Required work:
Reproduce every line of the material below word for word, but leave out the pictures.

[Recorded data]
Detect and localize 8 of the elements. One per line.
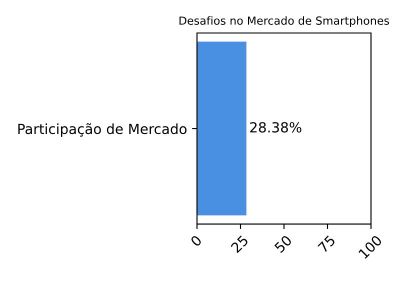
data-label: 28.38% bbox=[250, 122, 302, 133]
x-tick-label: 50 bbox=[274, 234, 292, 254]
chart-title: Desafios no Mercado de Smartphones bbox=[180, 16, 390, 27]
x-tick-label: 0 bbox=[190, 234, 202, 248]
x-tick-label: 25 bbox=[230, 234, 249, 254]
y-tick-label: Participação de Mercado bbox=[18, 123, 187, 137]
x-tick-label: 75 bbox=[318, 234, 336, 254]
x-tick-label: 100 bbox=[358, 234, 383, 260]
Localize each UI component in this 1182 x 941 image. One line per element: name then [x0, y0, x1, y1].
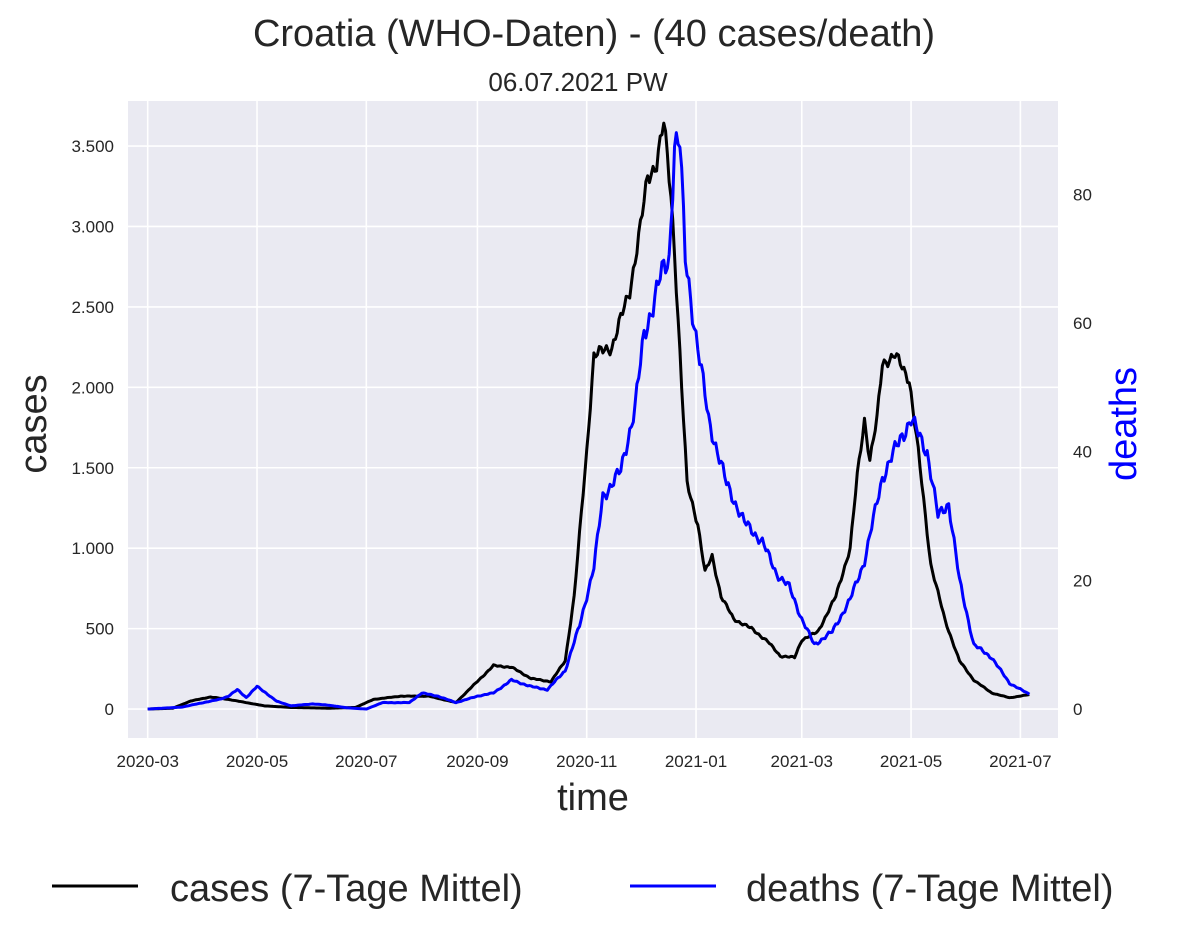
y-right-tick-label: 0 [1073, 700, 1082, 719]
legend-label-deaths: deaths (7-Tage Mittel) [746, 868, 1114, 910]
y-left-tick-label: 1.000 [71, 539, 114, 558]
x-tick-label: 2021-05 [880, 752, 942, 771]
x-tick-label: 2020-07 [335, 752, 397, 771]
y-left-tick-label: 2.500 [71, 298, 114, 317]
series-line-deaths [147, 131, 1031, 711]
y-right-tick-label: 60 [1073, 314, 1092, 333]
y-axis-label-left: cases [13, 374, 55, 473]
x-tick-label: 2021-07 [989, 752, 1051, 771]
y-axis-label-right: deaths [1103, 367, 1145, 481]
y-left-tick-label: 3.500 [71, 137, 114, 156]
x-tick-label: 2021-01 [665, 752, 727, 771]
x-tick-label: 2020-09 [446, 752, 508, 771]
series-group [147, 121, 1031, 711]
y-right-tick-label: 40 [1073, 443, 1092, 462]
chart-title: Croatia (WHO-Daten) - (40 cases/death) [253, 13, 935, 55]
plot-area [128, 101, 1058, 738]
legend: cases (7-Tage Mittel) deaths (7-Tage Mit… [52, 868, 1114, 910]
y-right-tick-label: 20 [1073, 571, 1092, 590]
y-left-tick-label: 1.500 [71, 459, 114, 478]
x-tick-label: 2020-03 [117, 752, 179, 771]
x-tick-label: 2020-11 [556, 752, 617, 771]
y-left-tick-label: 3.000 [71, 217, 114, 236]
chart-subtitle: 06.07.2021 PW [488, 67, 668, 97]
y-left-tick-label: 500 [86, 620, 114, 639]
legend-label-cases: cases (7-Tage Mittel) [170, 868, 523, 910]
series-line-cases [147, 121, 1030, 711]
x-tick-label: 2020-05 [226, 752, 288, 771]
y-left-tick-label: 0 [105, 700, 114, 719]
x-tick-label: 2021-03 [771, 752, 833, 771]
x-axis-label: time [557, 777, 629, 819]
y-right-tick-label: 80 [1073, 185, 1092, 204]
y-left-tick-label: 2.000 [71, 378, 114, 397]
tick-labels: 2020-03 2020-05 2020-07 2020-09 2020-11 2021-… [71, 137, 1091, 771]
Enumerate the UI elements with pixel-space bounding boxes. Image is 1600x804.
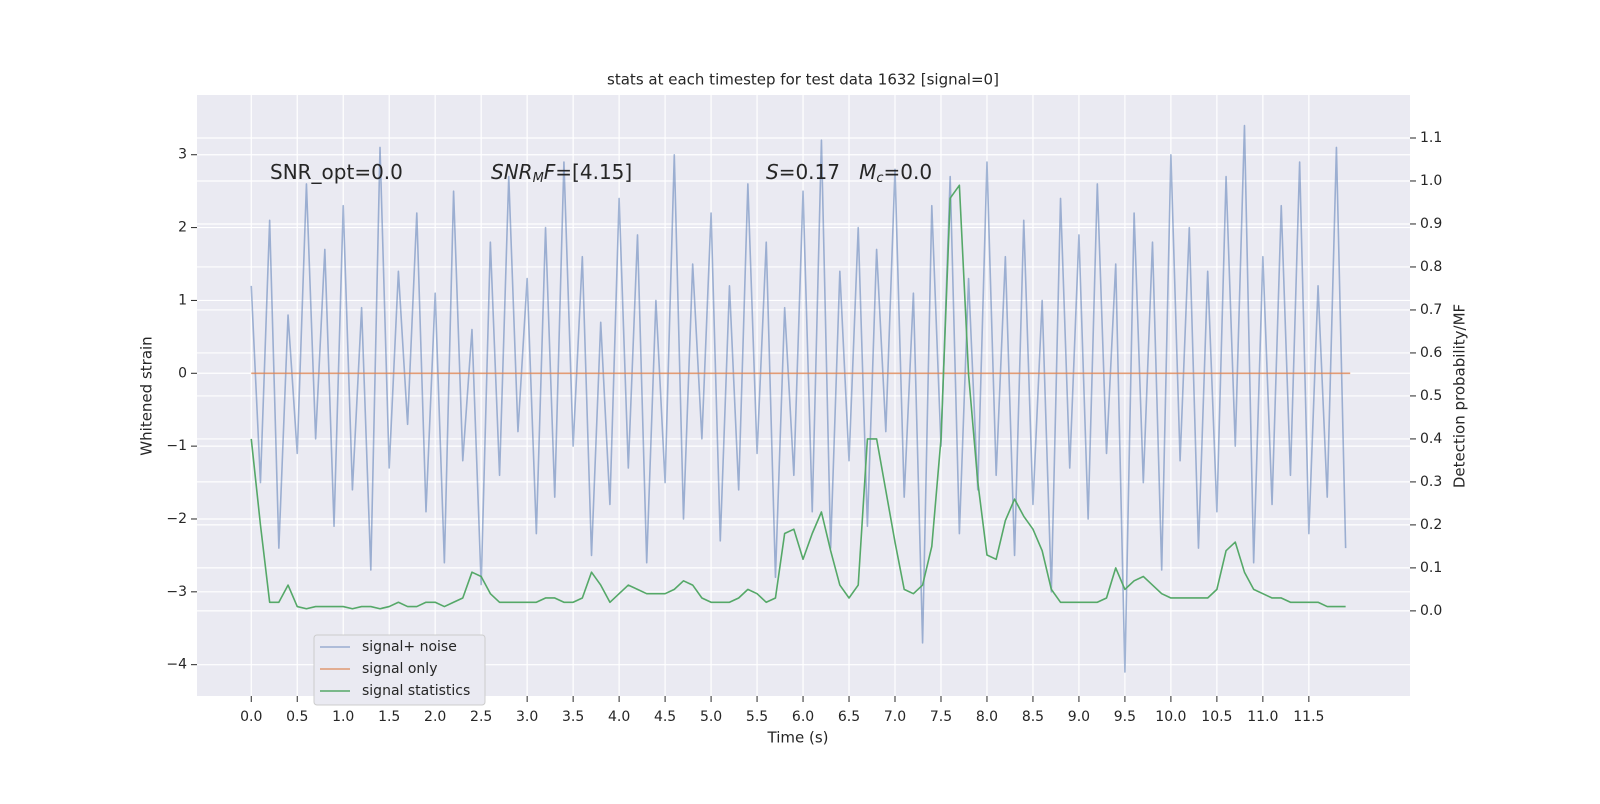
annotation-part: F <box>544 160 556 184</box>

Result for this exercise:
Detect and localize 8 of the elements. One per line.
data-label: 28.38% bbox=[250, 122, 302, 133]
x-tick-label: 50 bbox=[274, 234, 292, 254]
chart-title: Desafios no Mercado de Smartphones bbox=[180, 16, 390, 27]
x-tick-label: 0 bbox=[190, 234, 202, 248]
x-tick-label: 25 bbox=[230, 234, 249, 254]
y-tick-label: Participação de Mercado bbox=[18, 123, 187, 137]
x-tick-label: 75 bbox=[318, 234, 336, 254]
x-tick-label: 100 bbox=[358, 234, 383, 260]
Localize each UI component in this 1182 x 941 image. One line per element: name then [x0, y0, x1, y1].
y-right-tick-label: 0 [1073, 700, 1082, 719]
legend-label-deaths: deaths (7-Tage Mittel) [746, 868, 1114, 910]
y-left-tick-label: 1.000 [71, 539, 114, 558]
x-tick-label: 2021-05 [880, 752, 942, 771]
x-tick-label: 2020-07 [335, 752, 397, 771]
y-left-tick-label: 2.500 [71, 298, 114, 317]
series-line-deaths [147, 131, 1031, 711]
y-right-tick-label: 60 [1073, 314, 1092, 333]
y-axis-label-left: cases [13, 374, 55, 473]
x-tick-label: 2021-07 [989, 752, 1051, 771]
y-axis-label-right: deaths [1103, 367, 1145, 481]
y-left-tick-label: 3.500 [71, 137, 114, 156]
x-tick-label: 2021-01 [665, 752, 727, 771]
x-tick-label: 2020-09 [446, 752, 508, 771]
series-group [147, 121, 1031, 711]
y-right-tick-label: 40 [1073, 443, 1092, 462]
chart-title: Croatia (WHO-Daten) - (40 cases/death) [253, 13, 935, 55]
plot-area [128, 101, 1058, 738]
legend: cases (7-Tage Mittel) deaths (7-Tage Mit… [52, 868, 1114, 910]
y-right-tick-label: 20 [1073, 571, 1092, 590]
y-left-tick-label: 1.500 [71, 459, 114, 478]
x-tick-label: 2020-03 [117, 752, 179, 771]
x-tick-label: 2020-11 [556, 752, 617, 771]
y-left-tick-label: 3.000 [71, 217, 114, 236]
chart-subtitle: 06.07.2021 PW [488, 67, 668, 97]
y-left-tick-label: 500 [86, 620, 114, 639]
legend-label-cases: cases (7-Tage Mittel) [170, 868, 523, 910]
series-line-cases [147, 121, 1030, 711]
x-tick-label: 2020-05 [226, 752, 288, 771]
y-left-tick-label: 0 [105, 700, 114, 719]
x-tick-label: 2021-03 [771, 752, 833, 771]
x-axis-label: time [557, 777, 629, 819]
y-right-tick-label: 80 [1073, 185, 1092, 204]
y-left-tick-label: 2.000 [71, 378, 114, 397]
tick-labels: 2020-03 2020-05 2020-07 2020-09 2020-11 2021-… [71, 137, 1091, 771]
Enumerate the UI elements with pixel-space bounding boxes. Image is 1600x804.
annotation-part: F <box>544 160 556 184</box>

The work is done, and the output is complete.